PROBLEM STATEMENT ::
Every line below that holds the string "handle" should be copied out.

INFORMATION GIVEN ::

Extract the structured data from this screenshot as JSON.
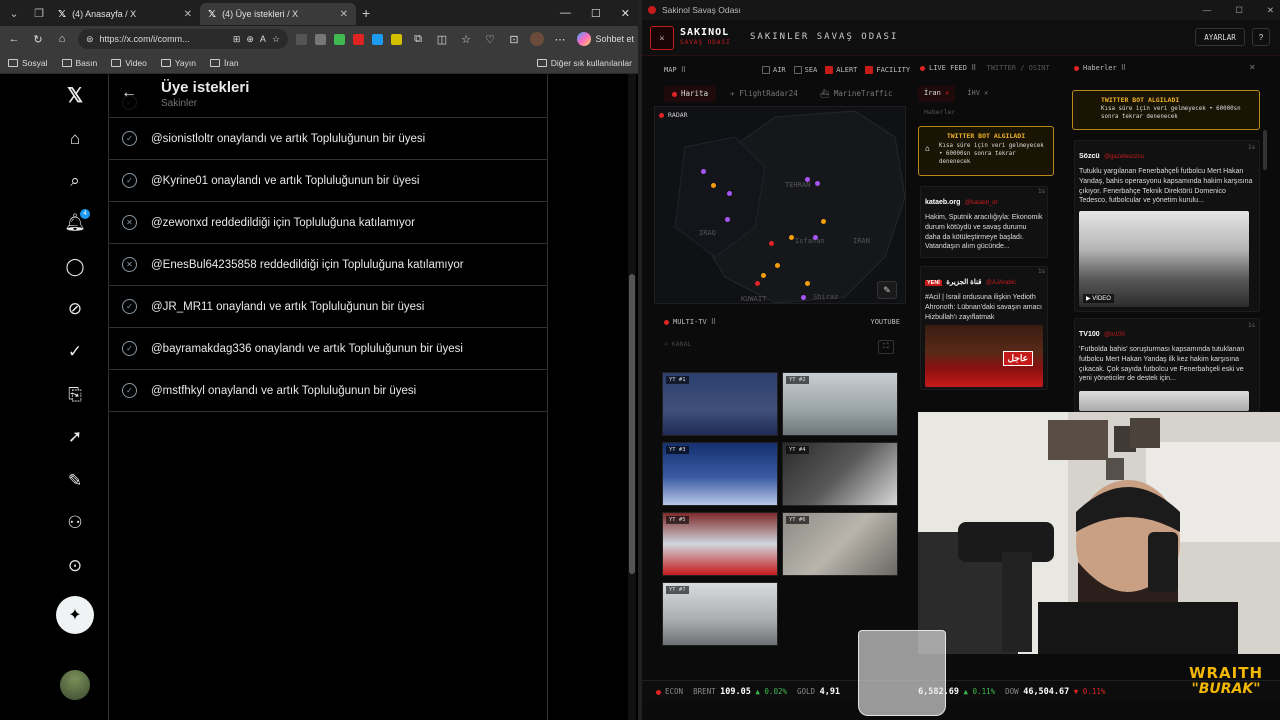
{
  "browser": {
    "tabs": [
      {
        "label": "(4) Anasayfa / X"
      },
      {
        "label": "(4) Üye istekleri / X"
      }
    ],
    "new_tab": "+",
    "url": "https://x.com/i/comm...",
    "copilot_label": "Sohbet et",
    "bookmarks": [
      "Sosyal",
      "Basın",
      "Video",
      "Yayın",
      "İran"
    ],
    "bookmarks_other": "Diğer sık kullanılanlar"
  },
  "x": {
    "title": "Üye istekleri",
    "subtitle": "Sakinler",
    "notification_count": "4",
    "rows": [
      {
        "icon": "check",
        "text": "@sionistloltr onaylandı ve artık Topluluğunun bir üyesi"
      },
      {
        "icon": "check",
        "text": "@Kyrine01 onaylandı ve artık Topluluğunun bir üyesi"
      },
      {
        "icon": "cross",
        "text": "@zewonxd reddedildiği için Topluluğuna katılamıyor"
      },
      {
        "icon": "cross",
        "text": "@EnesBul64235858 reddedildiği için Topluluğuna katılamıyor"
      },
      {
        "icon": "check",
        "text": "@JR_MR11 onaylandı ve artık Topluluğunun bir üyesi"
      },
      {
        "icon": "check",
        "text": "@bayramakdag336 onaylandı ve artık Topluluğunun bir üyesi"
      },
      {
        "icon": "check",
        "text": "@mstfhkyl onaylandı ve artık Topluluğunun bir üyesi"
      }
    ]
  },
  "app": {
    "window_title": "Sakinol Savaş Odası",
    "logo_title": "SAKINOL",
    "logo_sub": "SAVAŞ ODASI",
    "name": "SAKINLER SAVAŞ ODASI",
    "settings_label": "AYARLAR",
    "help_label": "?",
    "map": {
      "label": "MAP ⠿",
      "filters": [
        {
          "label": "AIR",
          "on": false
        },
        {
          "label": "SEA",
          "on": false
        },
        {
          "label": "ALERT",
          "on": true
        },
        {
          "label": "FACILITY",
          "on": true
        }
      ],
      "tabs": [
        "Harita",
        "FlightRadar24",
        "MarineTraffic"
      ],
      "radar_label": "RADAR",
      "places": [
        "TEHRAN",
        "IRAQ",
        "IRAN",
        "KUWAIT",
        "Isfahan",
        "Shiraz"
      ]
    },
    "multitv": {
      "label": "MULTI-TV ⠿",
      "source": "YOUTUBE",
      "search_hint": "⌕ KANAL",
      "screens": [
        "YT #1",
        "YT #2",
        "YT #3",
        "YT #4",
        "YT #5",
        "YT #6",
        "YT #7"
      ]
    },
    "livefeed": {
      "label": "LIVE FEED ⠿",
      "sub_label": "TWITTER / OSINT",
      "tabs": [
        "İran",
        "İHV"
      ],
      "section": "Haberler",
      "alert_title": "TWITTER BOT ALGILADI",
      "alert_body": "Kısa süre için veri gelmeyecek • 60000sn sonra tekrar denenecek",
      "items": [
        {
          "source": "kataeb.org",
          "handle": "@kataeb_dr",
          "time": "1s",
          "text": "Hakim, Sputnik aracılığıyla: Ekonomik durum kötüydü ve savaş durumu daha da kötüleştirmeye başladı. Vatandaşın alım gücünde..."
        },
        {
          "badge": "YENİ",
          "source": "قناة الجزيرة",
          "handle": "@AJArabic",
          "time": "1s",
          "text": "#Acil | İsrail ordusuna ilişkin Yedioth Ahronoth: Lübnan'daki savaşın amacı Hizbullah'ı zayıflatmak"
        }
      ],
      "image_caption": "عاجل"
    },
    "news": {
      "label": "Haberler ⠿",
      "close": "✕",
      "alert_title": "TWITTER BOT ALGILADI",
      "alert_body": "Kısa süre için veri gelmeyecek • 60000sn sonra tekrar denenecek",
      "items": [
        {
          "source": "Sözcü",
          "handle": "@gazetesozcu",
          "time": "1s",
          "text": "Tutuklu yargılanan Fenerbahçeli futbolcu Mert Hakan Yandaş, bahis operasyonu kapsamında hakim karşısına çıkıyor. Fenerbahçe Teknik Direktörü Domenico Tedesco, futbolcular ve yönetim kurulu..."
        },
        {
          "source": "TV100",
          "handle": "@tv100",
          "time": "1s",
          "text": "'Futbolda bahis' soruşturması kapsamında tutuklanan futbolcu Mert Hakan Yandaş ilk kez hakim karşısına çıkacak. Çok sayıda futbolcu ve Fenerbahçeli eski ve yeni yöneticiler de destek için..."
        }
      ],
      "video_label": "▶ VİDEO"
    },
    "ticker": [
      {
        "label": "ECON",
        "value": "",
        "change": ""
      },
      {
        "label": "BRENT",
        "value": "109.05",
        "change": "▲ 0.02%",
        "dir": "up"
      },
      {
        "label": "GOLD",
        "value": "4,91",
        "change": "",
        "dir": "up"
      },
      {
        "label": "",
        "value": "6,582.69",
        "change": "▲ 0.11%",
        "dir": "up"
      },
      {
        "label": "DOW",
        "value": "46,504.67",
        "change": "▼ 0.11%",
        "dir": "down"
      }
    ]
  },
  "overlay": {
    "logo_line1": "WRAITH",
    "logo_line2": "\"BURAK\""
  },
  "colors": {
    "x_bg": "#000000",
    "x_border": "#2f3336",
    "app_red": "#c61b1b",
    "alert_gold": "#f0b429",
    "ticker_up": "#3fb950",
    "ticker_down": "#e02424"
  }
}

TASK RESULT ::
          "handle": "@kataeb_dr",
          "handle": "@AJArabic",
          "handle": "@gazetesozcu",
          "handle": "@tv100",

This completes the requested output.